#### Material shown:
++++
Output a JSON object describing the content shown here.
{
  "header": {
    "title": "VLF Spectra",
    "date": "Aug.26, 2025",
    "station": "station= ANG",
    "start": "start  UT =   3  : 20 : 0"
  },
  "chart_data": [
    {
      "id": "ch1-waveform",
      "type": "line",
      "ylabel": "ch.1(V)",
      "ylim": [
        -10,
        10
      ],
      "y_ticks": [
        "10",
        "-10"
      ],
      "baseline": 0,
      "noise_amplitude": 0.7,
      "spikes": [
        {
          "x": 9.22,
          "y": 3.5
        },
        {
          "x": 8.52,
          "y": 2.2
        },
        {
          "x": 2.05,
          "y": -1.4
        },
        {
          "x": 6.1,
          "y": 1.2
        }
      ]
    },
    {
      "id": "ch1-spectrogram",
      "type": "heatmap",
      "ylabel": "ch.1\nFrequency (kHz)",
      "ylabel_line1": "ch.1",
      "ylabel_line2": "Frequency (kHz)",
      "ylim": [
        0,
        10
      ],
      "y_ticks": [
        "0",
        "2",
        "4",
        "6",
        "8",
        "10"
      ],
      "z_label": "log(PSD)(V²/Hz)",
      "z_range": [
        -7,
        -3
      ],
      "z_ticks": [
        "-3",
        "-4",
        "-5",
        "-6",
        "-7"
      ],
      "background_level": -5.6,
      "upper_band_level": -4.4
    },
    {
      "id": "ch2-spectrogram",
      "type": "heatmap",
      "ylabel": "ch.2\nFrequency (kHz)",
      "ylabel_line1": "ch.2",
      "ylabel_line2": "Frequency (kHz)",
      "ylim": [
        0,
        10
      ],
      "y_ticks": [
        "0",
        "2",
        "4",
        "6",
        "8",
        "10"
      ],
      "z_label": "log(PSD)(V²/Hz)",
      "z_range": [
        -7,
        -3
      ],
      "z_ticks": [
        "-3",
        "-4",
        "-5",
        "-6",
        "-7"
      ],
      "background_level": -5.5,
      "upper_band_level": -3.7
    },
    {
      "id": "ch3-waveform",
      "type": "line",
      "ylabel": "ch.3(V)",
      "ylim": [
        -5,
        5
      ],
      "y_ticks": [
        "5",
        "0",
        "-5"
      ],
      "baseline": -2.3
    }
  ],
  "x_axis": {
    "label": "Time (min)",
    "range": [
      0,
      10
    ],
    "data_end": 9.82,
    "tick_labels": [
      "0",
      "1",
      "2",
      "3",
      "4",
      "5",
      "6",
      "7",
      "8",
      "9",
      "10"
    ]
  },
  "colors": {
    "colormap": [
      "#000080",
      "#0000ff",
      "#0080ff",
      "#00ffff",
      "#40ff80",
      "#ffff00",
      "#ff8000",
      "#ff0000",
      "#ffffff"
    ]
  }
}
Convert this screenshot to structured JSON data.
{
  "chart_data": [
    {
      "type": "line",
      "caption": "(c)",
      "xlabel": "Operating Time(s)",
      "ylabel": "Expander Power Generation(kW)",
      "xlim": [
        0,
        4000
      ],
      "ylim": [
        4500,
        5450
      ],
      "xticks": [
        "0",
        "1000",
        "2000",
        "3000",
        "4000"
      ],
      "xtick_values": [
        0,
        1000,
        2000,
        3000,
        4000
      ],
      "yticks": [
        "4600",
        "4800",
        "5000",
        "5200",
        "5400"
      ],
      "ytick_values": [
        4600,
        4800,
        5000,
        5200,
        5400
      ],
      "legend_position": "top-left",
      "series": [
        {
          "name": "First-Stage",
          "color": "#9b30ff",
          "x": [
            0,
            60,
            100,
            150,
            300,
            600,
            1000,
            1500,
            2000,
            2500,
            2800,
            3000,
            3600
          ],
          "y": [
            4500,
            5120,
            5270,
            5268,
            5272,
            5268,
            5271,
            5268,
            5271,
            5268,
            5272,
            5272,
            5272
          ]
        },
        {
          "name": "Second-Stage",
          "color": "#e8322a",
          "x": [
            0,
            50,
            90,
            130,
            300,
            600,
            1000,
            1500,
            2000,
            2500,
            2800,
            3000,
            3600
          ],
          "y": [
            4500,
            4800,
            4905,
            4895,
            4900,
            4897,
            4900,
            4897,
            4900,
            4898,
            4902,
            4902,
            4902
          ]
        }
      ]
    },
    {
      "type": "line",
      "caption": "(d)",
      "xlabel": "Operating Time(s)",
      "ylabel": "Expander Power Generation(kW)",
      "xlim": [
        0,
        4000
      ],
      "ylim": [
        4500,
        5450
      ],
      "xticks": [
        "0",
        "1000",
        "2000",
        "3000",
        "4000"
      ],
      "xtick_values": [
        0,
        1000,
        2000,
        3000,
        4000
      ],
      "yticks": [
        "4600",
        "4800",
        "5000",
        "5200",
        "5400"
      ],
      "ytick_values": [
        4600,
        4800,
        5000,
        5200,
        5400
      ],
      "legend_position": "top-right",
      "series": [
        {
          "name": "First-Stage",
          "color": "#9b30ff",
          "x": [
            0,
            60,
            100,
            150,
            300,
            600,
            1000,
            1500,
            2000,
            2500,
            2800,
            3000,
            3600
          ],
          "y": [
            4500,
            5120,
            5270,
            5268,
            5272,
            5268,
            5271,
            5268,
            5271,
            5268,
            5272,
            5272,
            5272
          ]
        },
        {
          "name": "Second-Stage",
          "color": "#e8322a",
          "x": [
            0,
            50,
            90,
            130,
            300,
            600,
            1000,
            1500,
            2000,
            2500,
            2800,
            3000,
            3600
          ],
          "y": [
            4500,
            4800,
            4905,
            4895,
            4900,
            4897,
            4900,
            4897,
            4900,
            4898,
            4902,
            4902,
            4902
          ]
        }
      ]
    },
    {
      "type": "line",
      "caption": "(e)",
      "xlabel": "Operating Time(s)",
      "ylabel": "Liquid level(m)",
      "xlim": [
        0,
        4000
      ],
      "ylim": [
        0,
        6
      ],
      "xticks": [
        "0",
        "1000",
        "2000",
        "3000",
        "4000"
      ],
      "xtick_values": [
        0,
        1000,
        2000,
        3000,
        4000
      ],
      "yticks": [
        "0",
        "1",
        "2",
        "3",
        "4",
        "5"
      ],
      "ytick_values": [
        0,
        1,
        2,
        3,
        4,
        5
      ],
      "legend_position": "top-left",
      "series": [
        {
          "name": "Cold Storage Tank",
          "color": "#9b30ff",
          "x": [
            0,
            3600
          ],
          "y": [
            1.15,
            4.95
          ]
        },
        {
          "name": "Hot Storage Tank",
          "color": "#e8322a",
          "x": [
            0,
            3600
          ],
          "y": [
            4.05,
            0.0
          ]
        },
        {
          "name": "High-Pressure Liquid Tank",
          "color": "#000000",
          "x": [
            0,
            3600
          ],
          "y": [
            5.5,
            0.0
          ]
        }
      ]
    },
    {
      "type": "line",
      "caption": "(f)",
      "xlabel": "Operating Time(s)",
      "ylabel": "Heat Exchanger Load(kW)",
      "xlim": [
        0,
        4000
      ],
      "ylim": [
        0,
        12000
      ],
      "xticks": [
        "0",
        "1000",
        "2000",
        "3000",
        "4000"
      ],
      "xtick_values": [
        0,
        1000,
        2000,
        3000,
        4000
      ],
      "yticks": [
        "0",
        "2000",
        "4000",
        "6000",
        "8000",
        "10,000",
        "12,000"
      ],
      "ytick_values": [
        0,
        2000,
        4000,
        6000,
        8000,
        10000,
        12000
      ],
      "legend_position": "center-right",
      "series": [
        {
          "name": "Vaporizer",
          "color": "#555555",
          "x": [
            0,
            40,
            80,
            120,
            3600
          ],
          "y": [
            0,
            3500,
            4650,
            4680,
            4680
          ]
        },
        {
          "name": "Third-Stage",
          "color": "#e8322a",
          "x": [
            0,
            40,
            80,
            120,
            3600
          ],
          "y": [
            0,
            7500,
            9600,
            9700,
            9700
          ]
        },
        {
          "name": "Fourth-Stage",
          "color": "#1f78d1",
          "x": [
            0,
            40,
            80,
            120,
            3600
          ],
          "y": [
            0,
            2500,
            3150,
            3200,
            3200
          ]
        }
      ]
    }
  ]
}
++++
#### Task statement:
Look through the entries above; copy each line where the string "spectrogram" appears.

#### Problem solution:
      "id": "ch1-spectrogram",
      "id": "ch2-spectrogram",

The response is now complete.